- _Aim of the exercise_
Check every line below for the string "Level", and copy the lines that contain it.

- _Data listing_
※ ※ ※

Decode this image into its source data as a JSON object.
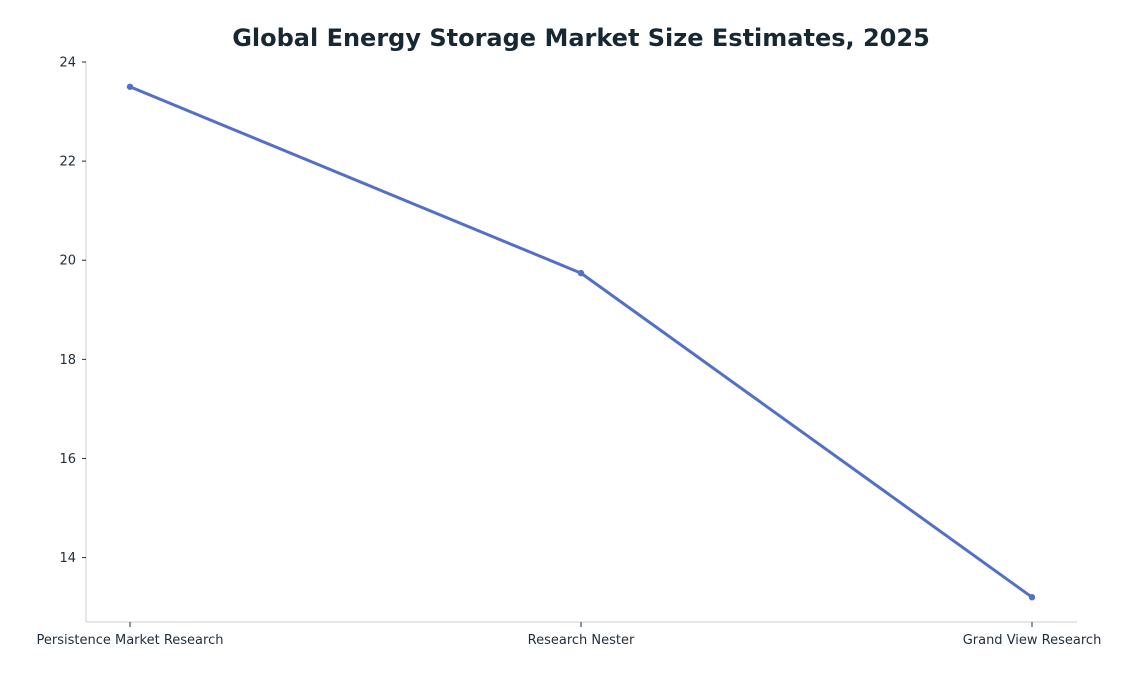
{
  "chart_data": {
    "type": "line",
    "title": "Global Energy Storage Market Size Estimates, 2025",
    "xlabel": "",
    "ylabel": "",
    "categories": [
      "Persistence Market Research",
      "Research Nester",
      "Grand View Research"
    ],
    "series": [
      {
        "values": [
          23.5,
          19.74,
          13.2
        ]
      }
    ],
    "yticks": [
      "14",
      "16",
      "18",
      "20",
      "22",
      "24"
    ],
    "ylim": [
      12.7,
      24
    ],
    "grid": false,
    "legend": "none",
    "line_color": "#5470c6",
    "axis_color": "#cccccc",
    "text_color": "#1f2d3a",
    "title_color": "#182833"
  }
}
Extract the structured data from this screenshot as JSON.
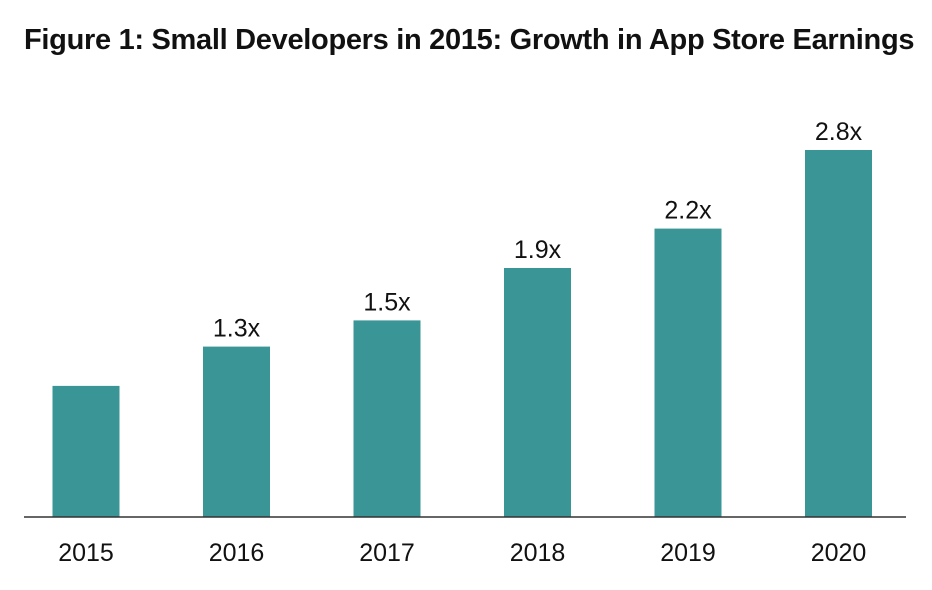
{
  "chart_data": {
    "type": "bar",
    "title": "Figure 1: Small Developers in 2015: Growth in App Store Earnings",
    "categories": [
      "2015",
      "2016",
      "2017",
      "2018",
      "2019",
      "2020"
    ],
    "values": [
      1.0,
      1.3,
      1.5,
      1.9,
      2.2,
      2.8
    ],
    "data_labels": [
      "",
      "1.3x",
      "1.5x",
      "1.9x",
      "2.2x",
      "2.8x"
    ],
    "xlabel": "",
    "ylabel": "",
    "ylim": [
      0,
      3.2
    ],
    "grid": false,
    "legend": "none",
    "bar_color": "#3a9596",
    "axis_color": "#333333"
  }
}
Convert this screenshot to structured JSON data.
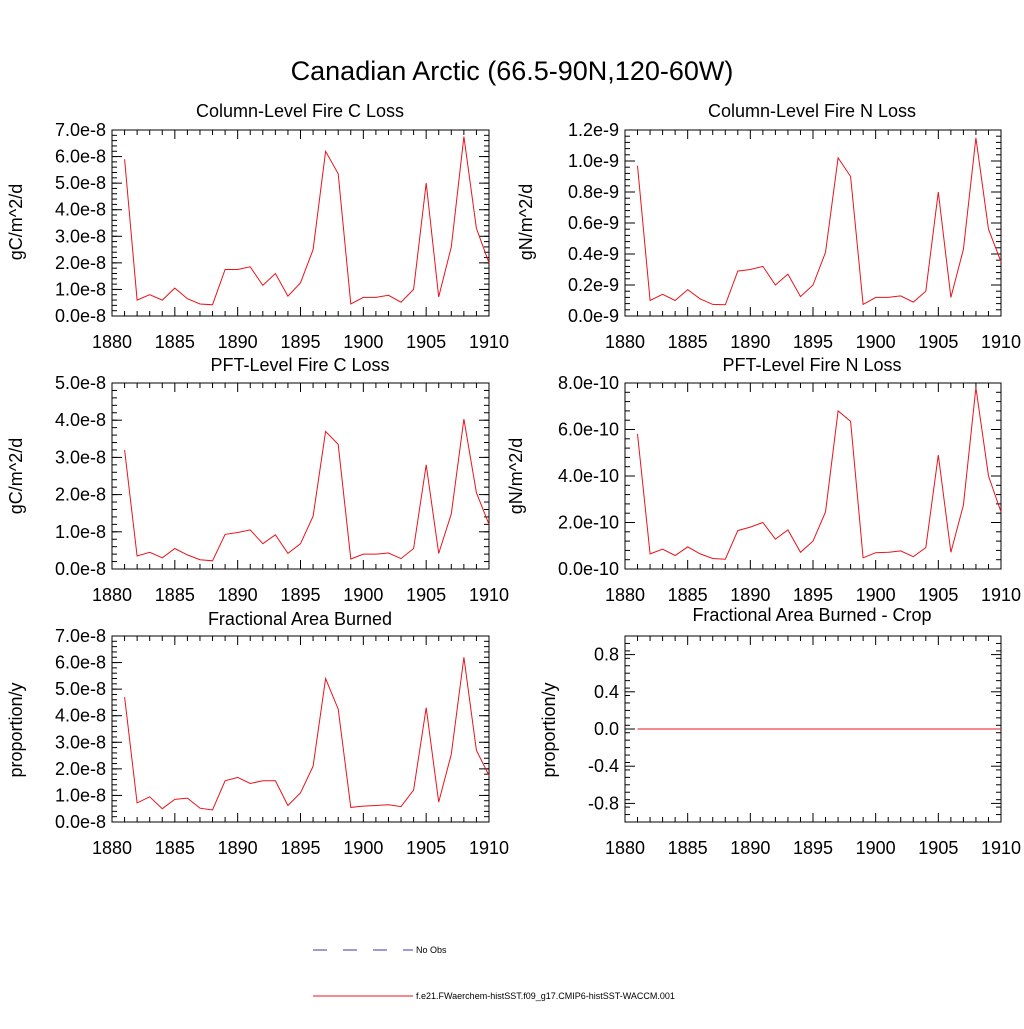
{
  "figure": {
    "title": "Canadian Arctic (66.5-90N,120-60W)"
  },
  "colors": {
    "model_line": "#e8141c",
    "obs_line": "#3a3aa8",
    "axis": "#000000"
  },
  "legend": {
    "obs_label": "No Obs",
    "model_label": "f.e21.FWaerchem-histSST.f09_g17.CMIP6-histSST-WACCM.001"
  },
  "chart_data": [
    {
      "type": "line",
      "title": "Column-Level Fire C Loss",
      "ylabel": "gC/m^2/d",
      "xlim": [
        1880,
        1910
      ],
      "ylim": [
        0,
        7e-08
      ],
      "x_ticks": [
        "1880",
        "1885",
        "1890",
        "1895",
        "1900",
        "1905",
        "1910"
      ],
      "y_ticks": [
        "0.0e-8",
        "1.0e-8",
        "2.0e-8",
        "3.0e-8",
        "4.0e-8",
        "5.0e-8",
        "6.0e-8",
        "7.0e-8"
      ],
      "x": [
        1881,
        1882,
        1883,
        1884,
        1885,
        1886,
        1887,
        1888,
        1889,
        1890,
        1891,
        1892,
        1893,
        1894,
        1895,
        1896,
        1897,
        1898,
        1899,
        1900,
        1901,
        1902,
        1903,
        1904,
        1905,
        1906,
        1907,
        1908,
        1909,
        1910
      ],
      "values": [
        5.9e-08,
        6e-09,
        8e-09,
        6e-09,
        1.05e-08,
        6.5e-09,
        4.5e-09,
        4.2e-09,
        1.75e-08,
        1.75e-08,
        1.85e-08,
        1.15e-08,
        1.6e-08,
        7.5e-09,
        1.25e-08,
        2.5e-08,
        6.2e-08,
        5.35e-08,
        4.5e-09,
        7e-09,
        7e-09,
        7.8e-09,
        5.2e-09,
        1e-08,
        5e-08,
        7.2e-09,
        2.6e-08,
        6.75e-08,
        3.3e-08,
        2e-08
      ]
    },
    {
      "type": "line",
      "title": "Column-Level Fire N Loss",
      "ylabel": "gN/m^2/d",
      "xlim": [
        1880,
        1910
      ],
      "ylim": [
        0,
        1.2e-09
      ],
      "x_ticks": [
        "1880",
        "1885",
        "1890",
        "1895",
        "1900",
        "1905",
        "1910"
      ],
      "y_ticks": [
        "0.0e-9",
        "0.2e-9",
        "0.4e-9",
        "0.6e-9",
        "0.8e-9",
        "1.0e-9",
        "1.2e-9"
      ],
      "x": [
        1881,
        1882,
        1883,
        1884,
        1885,
        1886,
        1887,
        1888,
        1889,
        1890,
        1891,
        1892,
        1893,
        1894,
        1895,
        1896,
        1897,
        1898,
        1899,
        1900,
        1901,
        1902,
        1903,
        1904,
        1905,
        1906,
        1907,
        1908,
        1909,
        1910
      ],
      "values": [
        9.7e-10,
        1e-10,
        1.4e-10,
        1e-10,
        1.7e-10,
        1.1e-10,
        7.5e-11,
        7.2e-11,
        2.9e-10,
        3e-10,
        3.2e-10,
        2e-10,
        2.7e-10,
        1.25e-10,
        2e-10,
        4.1e-10,
        1.02e-09,
        9e-10,
        7.5e-11,
        1.2e-10,
        1.2e-10,
        1.3e-10,
        9e-11,
        1.6e-10,
        8e-10,
        1.2e-10,
        4.3e-10,
        1.15e-09,
        5.6e-10,
        3.5e-10
      ]
    },
    {
      "type": "line",
      "title": "PFT-Level Fire C Loss",
      "ylabel": "gC/m^2/d",
      "xlim": [
        1880,
        1910
      ],
      "ylim": [
        0,
        5e-08
      ],
      "x_ticks": [
        "1880",
        "1885",
        "1890",
        "1895",
        "1900",
        "1905",
        "1910"
      ],
      "y_ticks": [
        "0.0e-8",
        "1.0e-8",
        "2.0e-8",
        "3.0e-8",
        "4.0e-8",
        "5.0e-8"
      ],
      "x": [
        1881,
        1882,
        1883,
        1884,
        1885,
        1886,
        1887,
        1888,
        1889,
        1890,
        1891,
        1892,
        1893,
        1894,
        1895,
        1896,
        1897,
        1898,
        1899,
        1900,
        1901,
        1902,
        1903,
        1904,
        1905,
        1906,
        1907,
        1908,
        1909,
        1910
      ],
      "values": [
        3.2e-08,
        3.5e-09,
        4.5e-09,
        3e-09,
        5.5e-09,
        3.8e-09,
        2.5e-09,
        2.2e-09,
        9.3e-09,
        9.8e-09,
        1.05e-08,
        6.8e-09,
        9.2e-09,
        4.2e-09,
        6.8e-09,
        1.42e-08,
        3.7e-08,
        3.35e-08,
        2.7e-09,
        4e-09,
        4e-09,
        4.3e-09,
        2.8e-09,
        5.5e-09,
        2.8e-08,
        4.2e-09,
        1.48e-08,
        4.03e-08,
        2.05e-08,
        1.2e-08
      ]
    },
    {
      "type": "line",
      "title": "PFT-Level Fire N Loss",
      "ylabel": "gN/m^2/d",
      "xlim": [
        1880,
        1910
      ],
      "ylim": [
        0,
        8e-10
      ],
      "x_ticks": [
        "1880",
        "1885",
        "1890",
        "1895",
        "1900",
        "1905",
        "1910"
      ],
      "y_ticks": [
        "0.0e-10",
        "2.0e-10",
        "4.0e-10",
        "6.0e-10",
        "8.0e-10"
      ],
      "x": [
        1881,
        1882,
        1883,
        1884,
        1885,
        1886,
        1887,
        1888,
        1889,
        1890,
        1891,
        1892,
        1893,
        1894,
        1895,
        1896,
        1897,
        1898,
        1899,
        1900,
        1901,
        1902,
        1903,
        1904,
        1905,
        1906,
        1907,
        1908,
        1909,
        1910
      ],
      "values": [
        5.8e-10,
        6.5e-11,
        8.5e-11,
        5.8e-11,
        9.5e-11,
        6.5e-11,
        4.5e-11,
        4.2e-11,
        1.65e-10,
        1.8e-10,
        2e-10,
        1.28e-10,
        1.68e-10,
        7.2e-11,
        1.2e-10,
        2.45e-10,
        6.8e-10,
        6.35e-10,
        4.8e-11,
        7e-11,
        7.2e-11,
        7.8e-11,
        5.3e-11,
        9.2e-11,
        4.9e-10,
        7.2e-11,
        2.75e-10,
        7.8e-10,
        4e-10,
        2.45e-10
      ]
    },
    {
      "type": "line",
      "title": "Fractional Area Burned",
      "ylabel": "proportion/y",
      "xlim": [
        1880,
        1910
      ],
      "ylim": [
        0,
        7e-08
      ],
      "x_ticks": [
        "1880",
        "1885",
        "1890",
        "1895",
        "1900",
        "1905",
        "1910"
      ],
      "y_ticks": [
        "0.0e-8",
        "1.0e-8",
        "2.0e-8",
        "3.0e-8",
        "4.0e-8",
        "5.0e-8",
        "6.0e-8",
        "7.0e-8"
      ],
      "x": [
        1881,
        1882,
        1883,
        1884,
        1885,
        1886,
        1887,
        1888,
        1889,
        1890,
        1891,
        1892,
        1893,
        1894,
        1895,
        1896,
        1897,
        1898,
        1899,
        1900,
        1901,
        1902,
        1903,
        1904,
        1905,
        1906,
        1907,
        1908,
        1909,
        1910
      ],
      "values": [
        4.7e-08,
        7.2e-09,
        9.5e-09,
        5e-09,
        8.5e-09,
        9e-09,
        5.2e-09,
        4.5e-09,
        1.55e-08,
        1.68e-08,
        1.45e-08,
        1.55e-08,
        1.55e-08,
        6.2e-09,
        1.1e-08,
        2.1e-08,
        5.4e-08,
        4.25e-08,
        5.5e-09,
        6e-09,
        6.2e-09,
        6.5e-09,
        5.8e-09,
        1.2e-08,
        4.3e-08,
        7.5e-09,
        2.55e-08,
        6.2e-08,
        2.7e-08,
        1.75e-08
      ]
    },
    {
      "type": "line",
      "title": "Fractional Area Burned - Crop",
      "ylabel": "proportion/y",
      "xlim": [
        1880,
        1910
      ],
      "ylim": [
        -1.0,
        1.0
      ],
      "x_ticks": [
        "1880",
        "1885",
        "1890",
        "1895",
        "1900",
        "1905",
        "1910"
      ],
      "y_ticks": [
        "-0.8",
        "-0.4",
        "0.0",
        "0.4",
        "0.8"
      ],
      "x": [
        1881,
        1910
      ],
      "values": [
        0,
        0
      ]
    }
  ]
}
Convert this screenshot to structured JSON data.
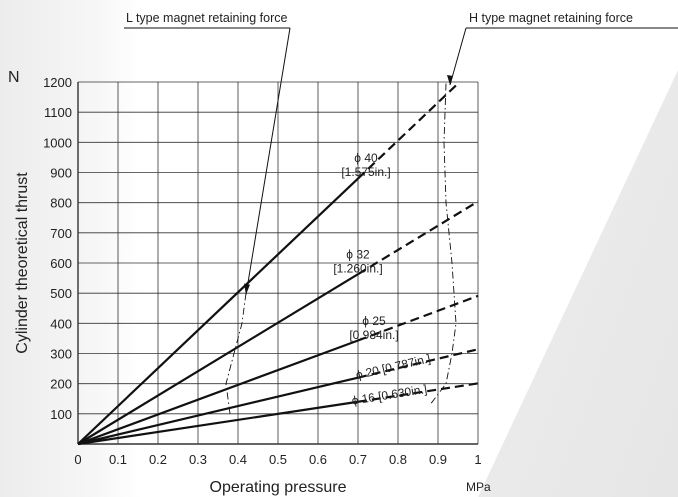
{
  "chart_data": {
    "type": "line",
    "title": "",
    "xlabel": "Operating pressure",
    "ylabel": "Cylinder theoretical thrust",
    "x_unit": "MPa",
    "y_unit": "N",
    "xlim": [
      0,
      1
    ],
    "ylim": [
      0,
      1200
    ],
    "x_ticks": [
      "0",
      "0.1",
      "0.2",
      "0.3",
      "0.4",
      "0.5",
      "0.6",
      "0.7",
      "0.8",
      "0.9",
      "1"
    ],
    "y_ticks": [
      "100",
      "200",
      "300",
      "400",
      "500",
      "600",
      "700",
      "800",
      "900",
      "1000",
      "1100",
      "1200"
    ],
    "grid": true,
    "series": [
      {
        "name": "ϕ 40 [1.575in.]",
        "label_lines": [
          "ϕ 40",
          "[1.575in.]"
        ],
        "solid": [
          [
            0,
            0
          ],
          [
            0.7,
            880
          ]
        ],
        "dashed": [
          [
            0.7,
            880
          ],
          [
            0.95,
            1195
          ]
        ]
      },
      {
        "name": "ϕ 32 [1.260in.]",
        "label_lines": [
          "ϕ 32",
          "[1.260in.]"
        ],
        "solid": [
          [
            0,
            0
          ],
          [
            0.7,
            563
          ]
        ],
        "dashed": [
          [
            0.7,
            563
          ],
          [
            1.0,
            804
          ]
        ]
      },
      {
        "name": "ϕ 25 [0.984in.]",
        "label_lines": [
          "ϕ 25",
          "[0.984in.]"
        ],
        "solid": [
          [
            0,
            0
          ],
          [
            0.7,
            343
          ]
        ],
        "dashed": [
          [
            0.7,
            343
          ],
          [
            1.0,
            491
          ]
        ]
      },
      {
        "name": "ϕ 20 [0.787in.]",
        "label_lines": [
          "ϕ 20 [0.787in.]"
        ],
        "solid": [
          [
            0,
            0
          ],
          [
            0.7,
            220
          ]
        ],
        "dashed": [
          [
            0.7,
            220
          ],
          [
            1.0,
            314
          ]
        ]
      },
      {
        "name": "ϕ 16 [0.630in.]",
        "label_lines": [
          "ϕ 16 [0.630in.]"
        ],
        "solid": [
          [
            0,
            0
          ],
          [
            0.7,
            140
          ]
        ],
        "dashed": [
          [
            0.7,
            140
          ],
          [
            1.0,
            201
          ]
        ]
      }
    ],
    "annotations": [
      {
        "text": "L type magnet retaining force",
        "curve": [
          [
            0.38,
            100
          ],
          [
            0.37,
            200
          ],
          [
            0.39,
            300
          ],
          [
            0.41,
            400
          ],
          [
            0.42,
            500
          ]
        ]
      },
      {
        "text": "H type magnet retaining force",
        "curve": [
          [
            0.92,
            1195
          ],
          [
            0.915,
            1000
          ],
          [
            0.92,
            800
          ],
          [
            0.935,
            600
          ],
          [
            0.945,
            400
          ],
          [
            0.935,
            300
          ],
          [
            0.92,
            200
          ],
          [
            0.88,
            130
          ]
        ]
      }
    ]
  }
}
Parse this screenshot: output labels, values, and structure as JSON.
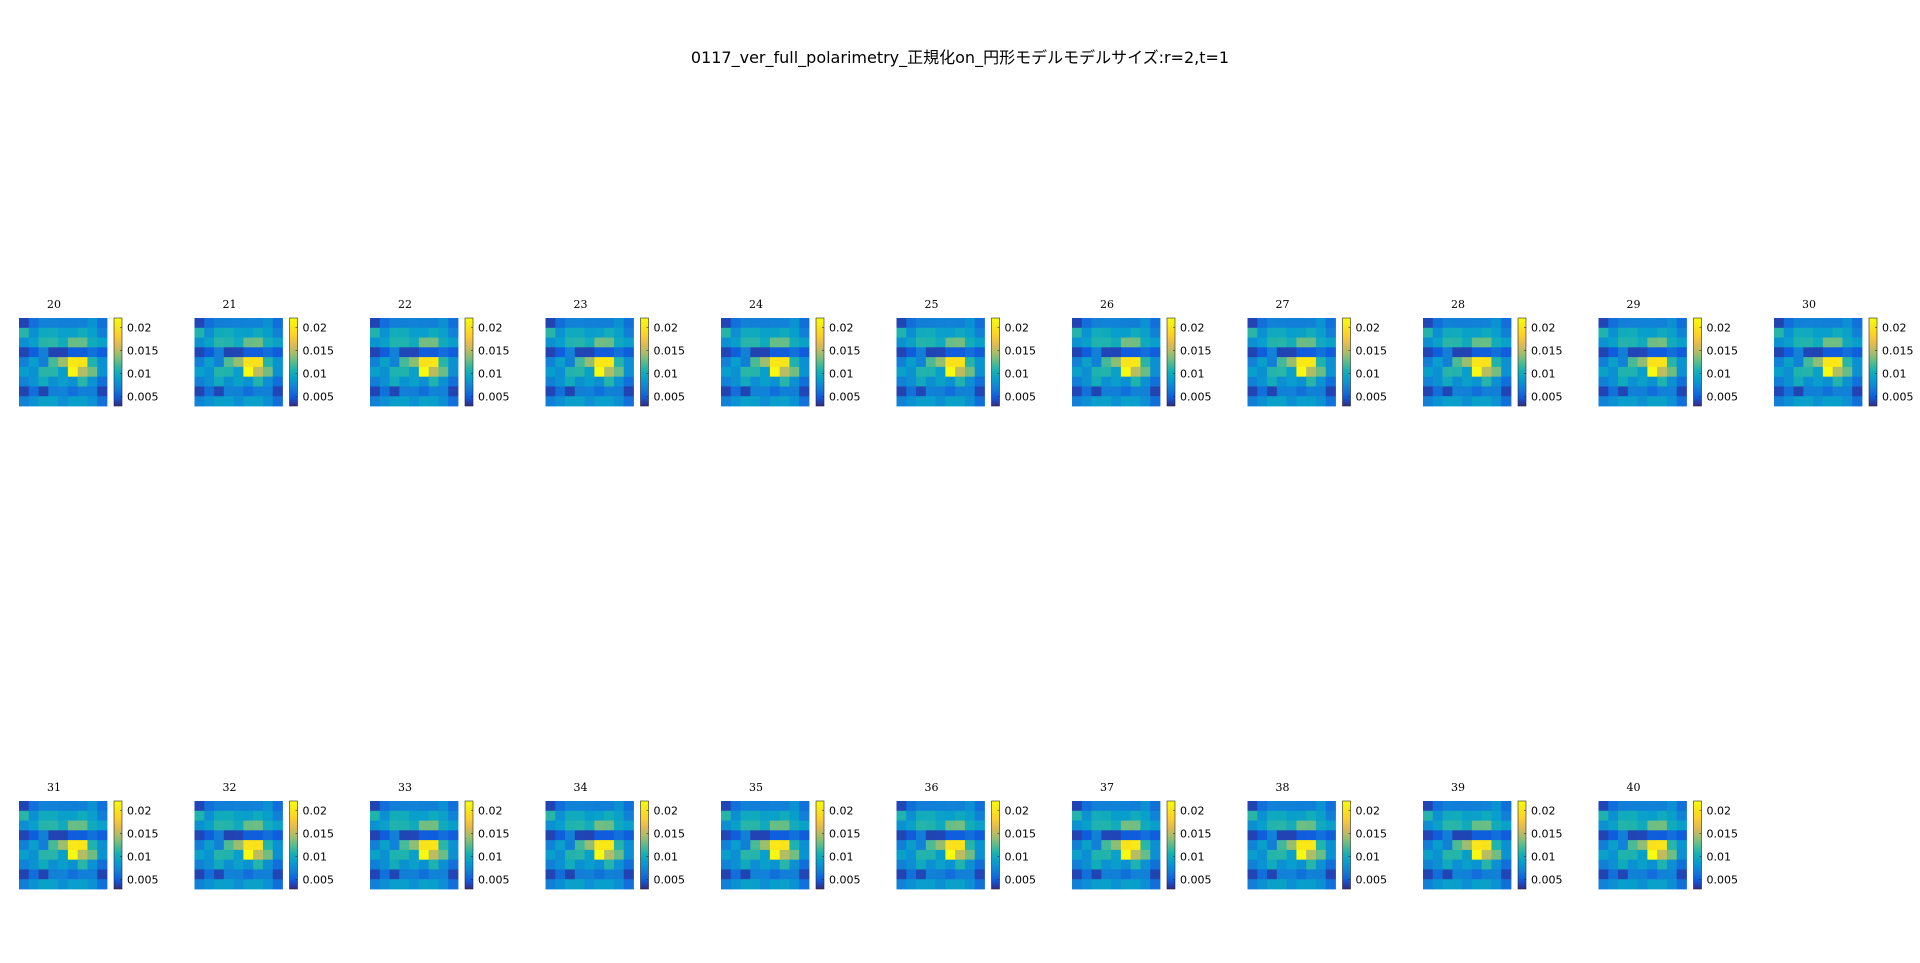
{
  "figure": {
    "title": "0117_ver_full_polarimetry_正規化on_円形モデルモデルサイズ:r=2,t=1"
  },
  "chart_data": {
    "type": "heatmap",
    "title": "0117_ver_full_polarimetry_正規化on_円形モデルモデルサイズ:r=2,t=1",
    "colormap": "parula",
    "clim": [
      0.003,
      0.022
    ],
    "colorbar_ticks": [
      "0.02",
      "0.015",
      "0.01",
      "0.005"
    ],
    "colorbar_tick_values": [
      0.02,
      0.015,
      0.01,
      0.005
    ],
    "grid_size": [
      9,
      9
    ],
    "panel_labels": [
      "20",
      "21",
      "22",
      "23",
      "24",
      "25",
      "26",
      "27",
      "28",
      "29",
      "30",
      "31",
      "32",
      "33",
      "34",
      "35",
      "36",
      "37",
      "38",
      "39",
      "40"
    ],
    "rows_of_panels": [
      [
        "20",
        "21",
        "22",
        "23",
        "24",
        "25",
        "26",
        "27",
        "28",
        "29",
        "30"
      ],
      [
        "31",
        "32",
        "33",
        "34",
        "35",
        "36",
        "37",
        "38",
        "39",
        "40"
      ]
    ],
    "matrix_approx": [
      [
        0.004,
        0.006,
        0.007,
        0.007,
        0.007,
        0.007,
        0.007,
        0.008,
        0.006
      ],
      [
        0.011,
        0.008,
        0.01,
        0.01,
        0.009,
        0.009,
        0.01,
        0.009,
        0.007
      ],
      [
        0.008,
        0.009,
        0.011,
        0.011,
        0.01,
        0.013,
        0.013,
        0.01,
        0.009
      ],
      [
        0.004,
        0.005,
        0.007,
        0.004,
        0.004,
        0.005,
        0.005,
        0.006,
        0.005
      ],
      [
        0.007,
        0.009,
        0.007,
        0.012,
        0.014,
        0.02,
        0.02,
        0.011,
        0.008
      ],
      [
        0.009,
        0.008,
        0.011,
        0.011,
        0.009,
        0.022,
        0.015,
        0.013,
        0.008
      ],
      [
        0.007,
        0.008,
        0.01,
        0.008,
        0.009,
        0.008,
        0.011,
        0.008,
        0.006
      ],
      [
        0.004,
        0.006,
        0.004,
        0.007,
        0.007,
        0.006,
        0.007,
        0.007,
        0.004
      ],
      [
        0.007,
        0.008,
        0.009,
        0.009,
        0.008,
        0.009,
        0.009,
        0.008,
        0.006
      ]
    ]
  }
}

※ ※ ※

- _Written response_
      "title": "Column-Level Fire C Loss",
      "title": "Column-Level Fire N Loss",
      "title": "PFT-Level Fire C Loss",
      "title": "PFT-Level Fire N Loss",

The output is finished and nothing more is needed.